>> Begin

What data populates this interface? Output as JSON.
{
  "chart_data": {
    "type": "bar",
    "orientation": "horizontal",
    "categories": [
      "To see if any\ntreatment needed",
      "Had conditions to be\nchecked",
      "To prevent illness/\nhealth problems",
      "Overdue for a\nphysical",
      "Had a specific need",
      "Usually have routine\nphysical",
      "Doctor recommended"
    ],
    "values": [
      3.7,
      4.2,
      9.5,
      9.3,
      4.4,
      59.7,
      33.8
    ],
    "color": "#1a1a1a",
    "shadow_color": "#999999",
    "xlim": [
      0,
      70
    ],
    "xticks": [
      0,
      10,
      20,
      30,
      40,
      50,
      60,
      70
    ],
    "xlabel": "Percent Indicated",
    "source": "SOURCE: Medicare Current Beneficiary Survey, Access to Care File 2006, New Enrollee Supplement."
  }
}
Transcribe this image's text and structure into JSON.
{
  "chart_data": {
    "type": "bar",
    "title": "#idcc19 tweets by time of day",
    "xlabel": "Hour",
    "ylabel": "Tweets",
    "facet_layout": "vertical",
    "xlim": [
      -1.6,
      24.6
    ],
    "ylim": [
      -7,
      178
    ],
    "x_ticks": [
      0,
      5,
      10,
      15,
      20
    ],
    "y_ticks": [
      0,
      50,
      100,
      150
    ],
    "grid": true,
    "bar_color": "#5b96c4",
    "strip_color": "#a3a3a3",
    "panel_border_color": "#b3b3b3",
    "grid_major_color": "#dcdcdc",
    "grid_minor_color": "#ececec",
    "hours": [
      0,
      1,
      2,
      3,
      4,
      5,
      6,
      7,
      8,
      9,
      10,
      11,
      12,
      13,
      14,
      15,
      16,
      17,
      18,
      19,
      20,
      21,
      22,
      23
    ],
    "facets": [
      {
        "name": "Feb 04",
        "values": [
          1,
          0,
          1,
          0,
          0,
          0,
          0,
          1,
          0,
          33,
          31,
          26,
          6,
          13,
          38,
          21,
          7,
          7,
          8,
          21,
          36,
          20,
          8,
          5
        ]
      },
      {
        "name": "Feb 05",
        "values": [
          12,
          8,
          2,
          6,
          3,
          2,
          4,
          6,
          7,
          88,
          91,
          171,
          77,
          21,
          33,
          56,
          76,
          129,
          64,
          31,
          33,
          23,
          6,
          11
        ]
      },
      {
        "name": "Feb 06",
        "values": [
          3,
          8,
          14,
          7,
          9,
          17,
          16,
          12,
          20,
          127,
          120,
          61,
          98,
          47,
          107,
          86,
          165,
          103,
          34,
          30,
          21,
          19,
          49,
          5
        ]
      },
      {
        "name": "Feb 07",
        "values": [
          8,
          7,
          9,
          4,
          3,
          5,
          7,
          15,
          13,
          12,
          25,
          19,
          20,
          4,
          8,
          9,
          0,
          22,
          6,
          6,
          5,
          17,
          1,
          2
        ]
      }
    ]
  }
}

>> End

Task instructions –
Using the data above, print every record exactly as shown.

Answer to this task –
What data populates this interface? Output as JSON.
{
  "chart_data": {
    "type": "bar",
    "orientation": "horizontal",
    "categories": [
      "To see if any\ntreatment needed",
      "Had conditions to be\nchecked",
      "To prevent illness/\nhealth problems",
      "Overdue for a\nphysical",
      "Had a specific need",
      "Usually have routine\nphysical",
      "Doctor recommended"
    ],
    "values": [
      3.7,
      4.2,
      9.5,
      9.3,
      4.4,
      59.7,
      33.8
    ],
    "color": "#1a1a1a",
    "shadow_color": "#999999",
    "xlim": [
      0,
      70
    ],
    "xticks": [
      0,
      10,
      20,
      30,
      40,
      50,
      60,
      70
    ],
    "xlabel": "Percent Indicated",
    "source": "SOURCE: Medicare Current Beneficiary Survey, Access to Care File 2006, New Enrollee Supplement."
  }
}
Transcribe this image's text and structure into JSON.
{
  "chart_data": {
    "type": "bar",
    "title": "#idcc19 tweets by time of day",
    "xlabel": "Hour",
    "ylabel": "Tweets",
    "facet_layout": "vertical",
    "xlim": [
      -1.6,
      24.6
    ],
    "ylim": [
      -7,
      178
    ],
    "x_ticks": [
      0,
      5,
      10,
      15,
      20
    ],
    "y_ticks": [
      0,
      50,
      100,
      150
    ],
    "grid": true,
    "bar_color": "#5b96c4",
    "strip_color": "#a3a3a3",
    "panel_border_color": "#b3b3b3",
    "grid_major_color": "#dcdcdc",
    "grid_minor_color": "#ececec",
    "hours": [
      0,
      1,
      2,
      3,
      4,
      5,
      6,
      7,
      8,
      9,
      10,
      11,
      12,
      13,
      14,
      15,
      16,
      17,
      18,
      19,
      20,
      21,
      22,
      23
    ],
    "facets": [
      {
        "name": "Feb 04",
        "values": [
          1,
          0,
          1,
          0,
          0,
          0,
          0,
          1,
          0,
          33,
          31,
          26,
          6,
          13,
          38,
          21,
          7,
          7,
          8,
          21,
          36,
          20,
          8,
          5
        ]
      },
      {
        "name": "Feb 05",
        "values": [
          12,
          8,
          2,
          6,
          3,
          2,
          4,
          6,
          7,
          88,
          91,
          171,
          77,
          21,
          33,
          56,
          76,
          129,
          64,
          31,
          33,
          23,
          6,
          11
        ]
      },
      {
        "name": "Feb 06",
        "values": [
          3,
          8,
          14,
          7,
          9,
          17,
          16,
          12,
          20,
          127,
          120,
          61,
          98,
          47,
          107,
          86,
          165,
          103,
          34,
          30,
          21,
          19,
          49,
          5
        ]
      },
      {
        "name": "Feb 07",
        "values": [
          8,
          7,
          9,
          4,
          3,
          5,
          7,
          15,
          13,
          12,
          25,
          19,
          20,
          4,
          8,
          9,
          0,
          22,
          6,
          6,
          5,
          17,
          1,
          2
        ]
      }
    ]
  }
}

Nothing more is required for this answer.